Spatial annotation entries
⟨
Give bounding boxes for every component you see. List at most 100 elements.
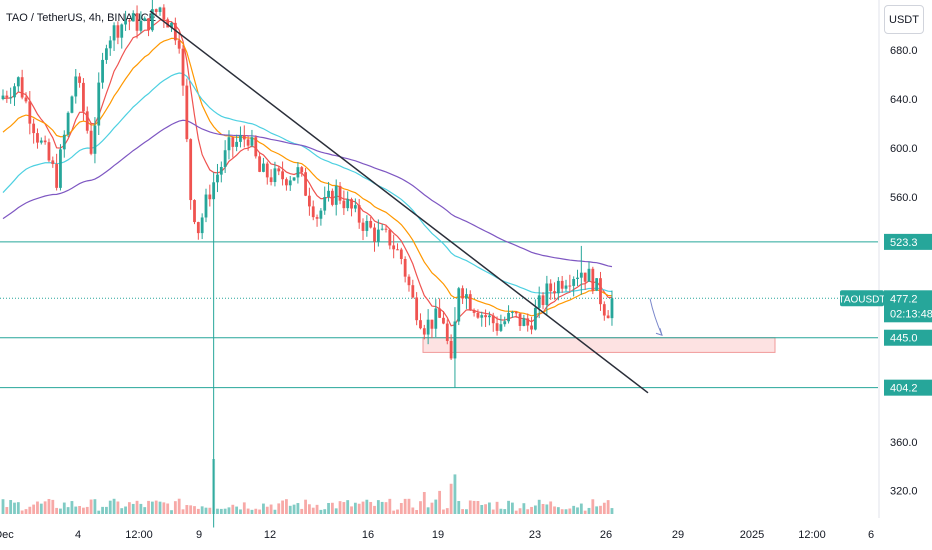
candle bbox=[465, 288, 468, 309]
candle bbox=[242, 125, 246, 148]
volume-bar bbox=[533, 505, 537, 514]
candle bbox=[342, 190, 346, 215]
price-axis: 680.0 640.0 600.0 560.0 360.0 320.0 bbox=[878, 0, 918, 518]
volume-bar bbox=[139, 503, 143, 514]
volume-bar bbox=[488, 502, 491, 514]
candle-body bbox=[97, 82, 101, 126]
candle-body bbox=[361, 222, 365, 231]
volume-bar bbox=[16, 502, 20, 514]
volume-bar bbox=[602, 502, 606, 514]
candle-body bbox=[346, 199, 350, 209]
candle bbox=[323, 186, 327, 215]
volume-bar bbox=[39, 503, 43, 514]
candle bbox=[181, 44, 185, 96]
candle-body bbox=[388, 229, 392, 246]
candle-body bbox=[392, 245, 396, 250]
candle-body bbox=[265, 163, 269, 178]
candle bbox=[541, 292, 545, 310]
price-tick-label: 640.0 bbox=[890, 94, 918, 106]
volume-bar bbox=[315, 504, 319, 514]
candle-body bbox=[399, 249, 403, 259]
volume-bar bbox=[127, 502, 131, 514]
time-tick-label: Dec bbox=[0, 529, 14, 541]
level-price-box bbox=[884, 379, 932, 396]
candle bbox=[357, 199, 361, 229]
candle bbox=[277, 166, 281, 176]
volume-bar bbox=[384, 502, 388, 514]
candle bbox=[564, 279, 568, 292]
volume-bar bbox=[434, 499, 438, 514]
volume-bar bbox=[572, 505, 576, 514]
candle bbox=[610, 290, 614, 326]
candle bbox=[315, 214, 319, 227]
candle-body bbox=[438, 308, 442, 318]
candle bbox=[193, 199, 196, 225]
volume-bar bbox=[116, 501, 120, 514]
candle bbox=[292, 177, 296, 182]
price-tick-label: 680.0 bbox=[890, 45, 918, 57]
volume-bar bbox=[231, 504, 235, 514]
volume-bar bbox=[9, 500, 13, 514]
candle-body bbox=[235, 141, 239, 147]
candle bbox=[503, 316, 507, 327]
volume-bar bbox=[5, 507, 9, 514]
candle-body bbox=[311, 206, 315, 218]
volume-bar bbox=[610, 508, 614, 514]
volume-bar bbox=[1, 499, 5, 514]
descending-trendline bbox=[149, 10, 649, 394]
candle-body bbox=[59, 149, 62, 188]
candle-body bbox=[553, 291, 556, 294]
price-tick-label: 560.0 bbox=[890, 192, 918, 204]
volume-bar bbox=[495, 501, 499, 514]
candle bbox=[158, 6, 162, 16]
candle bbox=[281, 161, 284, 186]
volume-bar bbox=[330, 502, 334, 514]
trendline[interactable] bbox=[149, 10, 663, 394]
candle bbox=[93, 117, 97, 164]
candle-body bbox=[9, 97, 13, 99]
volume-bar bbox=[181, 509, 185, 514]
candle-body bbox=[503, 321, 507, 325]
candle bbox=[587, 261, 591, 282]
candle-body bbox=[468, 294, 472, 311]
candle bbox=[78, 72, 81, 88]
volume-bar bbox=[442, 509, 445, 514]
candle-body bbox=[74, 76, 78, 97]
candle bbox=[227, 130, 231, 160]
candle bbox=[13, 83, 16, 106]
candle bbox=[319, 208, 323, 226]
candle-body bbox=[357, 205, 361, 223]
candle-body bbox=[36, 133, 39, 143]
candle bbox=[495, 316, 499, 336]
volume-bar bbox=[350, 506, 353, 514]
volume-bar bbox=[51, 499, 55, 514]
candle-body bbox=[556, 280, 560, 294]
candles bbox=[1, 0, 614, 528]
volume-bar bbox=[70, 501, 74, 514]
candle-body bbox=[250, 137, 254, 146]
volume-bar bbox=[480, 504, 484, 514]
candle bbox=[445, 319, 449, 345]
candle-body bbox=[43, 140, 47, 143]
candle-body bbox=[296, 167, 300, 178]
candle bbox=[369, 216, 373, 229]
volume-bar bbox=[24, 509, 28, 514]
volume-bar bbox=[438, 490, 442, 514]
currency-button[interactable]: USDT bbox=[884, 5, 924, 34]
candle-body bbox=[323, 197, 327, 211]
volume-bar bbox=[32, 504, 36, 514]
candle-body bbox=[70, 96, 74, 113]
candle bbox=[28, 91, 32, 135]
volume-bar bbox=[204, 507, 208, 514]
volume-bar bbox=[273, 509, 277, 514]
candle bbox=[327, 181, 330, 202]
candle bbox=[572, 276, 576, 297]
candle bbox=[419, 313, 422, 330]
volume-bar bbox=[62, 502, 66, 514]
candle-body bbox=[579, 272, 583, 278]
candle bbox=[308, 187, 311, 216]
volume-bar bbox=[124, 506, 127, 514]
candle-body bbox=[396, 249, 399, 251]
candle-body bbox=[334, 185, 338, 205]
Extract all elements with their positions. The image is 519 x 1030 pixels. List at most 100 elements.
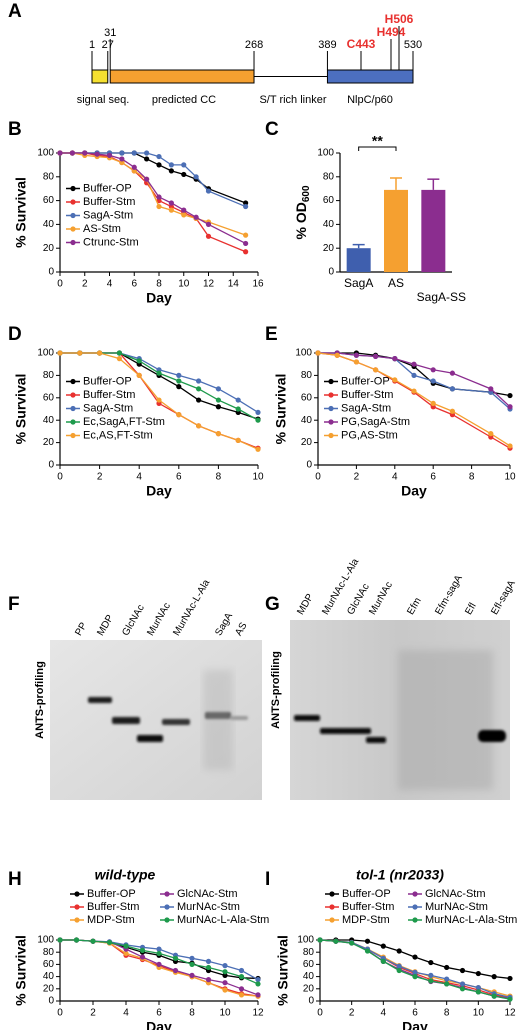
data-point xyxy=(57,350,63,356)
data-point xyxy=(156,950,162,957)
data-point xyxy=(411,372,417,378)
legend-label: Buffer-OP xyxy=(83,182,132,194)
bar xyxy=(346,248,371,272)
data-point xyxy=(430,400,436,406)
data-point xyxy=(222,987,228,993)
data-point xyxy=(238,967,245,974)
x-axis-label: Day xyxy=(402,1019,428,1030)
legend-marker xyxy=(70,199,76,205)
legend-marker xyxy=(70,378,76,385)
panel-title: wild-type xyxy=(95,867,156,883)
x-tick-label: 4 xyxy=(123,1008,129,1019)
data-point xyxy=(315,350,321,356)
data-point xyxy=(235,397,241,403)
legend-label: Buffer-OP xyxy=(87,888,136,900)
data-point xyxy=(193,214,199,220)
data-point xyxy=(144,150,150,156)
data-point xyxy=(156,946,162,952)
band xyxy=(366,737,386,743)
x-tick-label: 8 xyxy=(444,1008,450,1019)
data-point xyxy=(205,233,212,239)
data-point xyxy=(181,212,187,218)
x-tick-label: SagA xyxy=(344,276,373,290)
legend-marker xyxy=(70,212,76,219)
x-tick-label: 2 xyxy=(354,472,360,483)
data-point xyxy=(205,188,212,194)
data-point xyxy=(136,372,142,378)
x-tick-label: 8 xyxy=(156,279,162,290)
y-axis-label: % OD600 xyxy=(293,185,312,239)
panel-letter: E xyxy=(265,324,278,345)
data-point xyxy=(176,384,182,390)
⟩
▸ Written task: Update the lines of the records starting at the one containing "candle bbox=[465, 288, 468, 309]" and ending at the one containing "volume-bar bbox=[602, 502, 606, 514]". Write them out again with "volume-bar" changed to "volume-column" and nothing else altered.

▸ Written reply:
candle bbox=[465, 288, 468, 309]
candle bbox=[242, 125, 246, 148]
volume-column bbox=[533, 505, 537, 514]
candle bbox=[342, 190, 346, 215]
price-axis: 680.0 640.0 600.0 560.0 360.0 320.0 bbox=[878, 0, 918, 518]
volume-column bbox=[139, 503, 143, 514]
volume-column bbox=[488, 502, 491, 514]
candle-body bbox=[97, 82, 101, 126]
candle-body bbox=[361, 222, 365, 231]
volume-column bbox=[16, 502, 20, 514]
volume-column bbox=[602, 502, 606, 514]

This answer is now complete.